>> Start RECORDS TO PROCESS
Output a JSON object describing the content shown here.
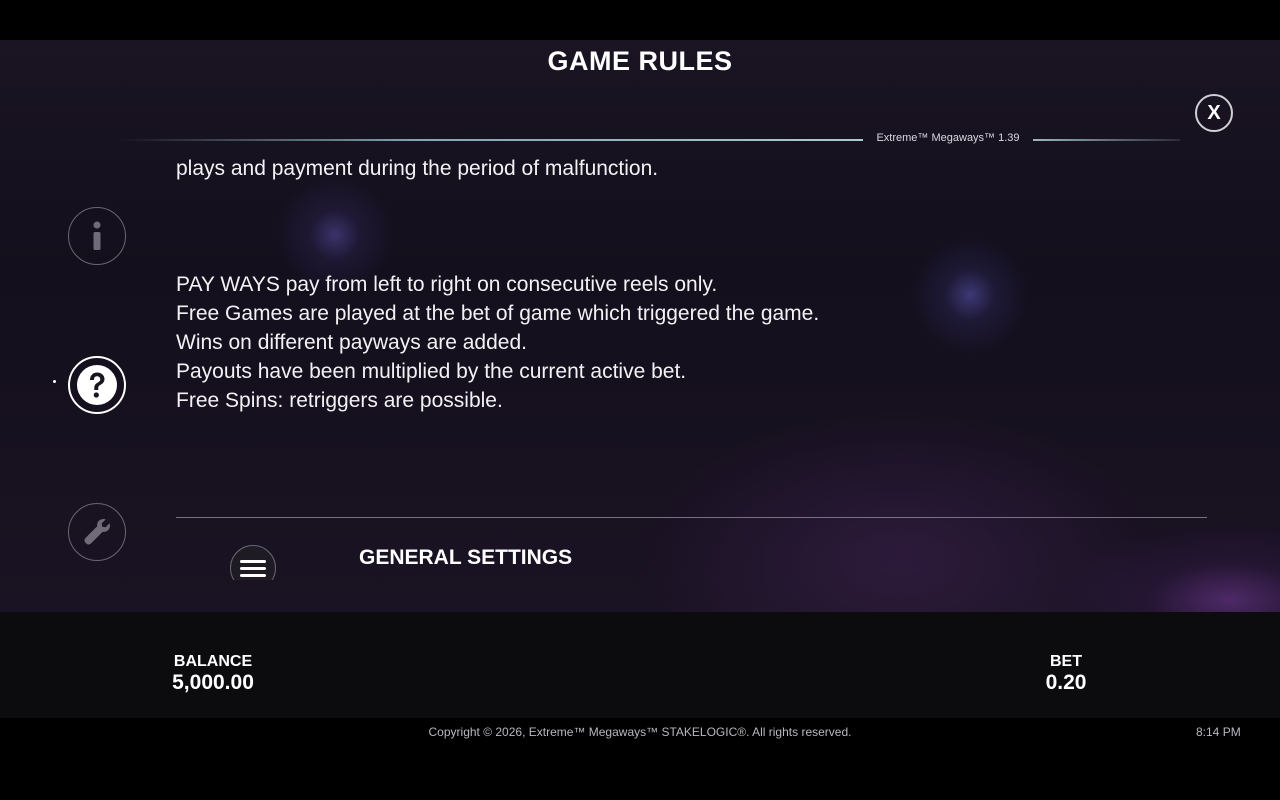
{
  "header": {
    "title": "GAME RULES",
    "version": "Extreme™ Megaways™ 1.39",
    "close_label": "X"
  },
  "content": {
    "partial_line": "plays and payment during the period of malfunction.",
    "rules": [
      "PAY WAYS pay from left to right on consecutive reels only.",
      "Free Games are played at the bet of game which triggered the game.",
      "Wins on different payways are added.",
      "Payouts have been multiplied by the current active bet.",
      "Free Spins: retriggers are possible."
    ],
    "next_section": "GENERAL SETTINGS"
  },
  "sidebar": {
    "items": [
      {
        "icon": "info-icon",
        "active": false
      },
      {
        "icon": "question-icon",
        "active": true
      },
      {
        "icon": "wrench-icon",
        "active": false
      }
    ]
  },
  "status": {
    "balance_label": "BALANCE",
    "balance_value": "5,000.00",
    "bet_label": "BET",
    "bet_value": "0.20"
  },
  "footer": {
    "copyright": "Copyright © 2026, Extreme™ Megaways™ STAKELOGIC®. All rights reserved.",
    "time": "8:14 PM"
  },
  "colors": {
    "accent_line": "#b4d2dc",
    "panel_bg": "#15111d",
    "bar_bg": "#0c0b0e"
  }
}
>> End RECORDS TO PROCESS
● GIVEN TASK
Return the full material word for word. Do not include the pictures.

● OUTPUT OF THE TASK
Output a JSON object describing the content shown here.
{
  "header": {
    "title": "GAME RULES",
    "version": "Extreme™ Megaways™ 1.39",
    "close_label": "X"
  },
  "content": {
    "partial_line": "plays and payment during the period of malfunction.",
    "rules": [
      "PAY WAYS pay from left to right on consecutive reels only.",
      "Free Games are played at the bet of game which triggered the game.",
      "Wins on different payways are added.",
      "Payouts have been multiplied by the current active bet.",
      "Free Spins: retriggers are possible."
    ],
    "next_section": "GENERAL SETTINGS"
  },
  "sidebar": {
    "items": [
      {
        "icon": "info-icon",
        "active": false
      },
      {
        "icon": "question-icon",
        "active": true
      },
      {
        "icon": "wrench-icon",
        "active": false
      }
    ]
  },
  "status": {
    "balance_label": "BALANCE",
    "balance_value": "5,000.00",
    "bet_label": "BET",
    "bet_value": "0.20"
  },
  "footer": {
    "copyright": "Copyright © 2026, Extreme™ Megaways™ STAKELOGIC®. All rights reserved.",
    "time": "8:14 PM"
  },
  "colors": {
    "accent_line": "#b4d2dc",
    "panel_bg": "#15111d",
    "bar_bg": "#0c0b0e"
  }
}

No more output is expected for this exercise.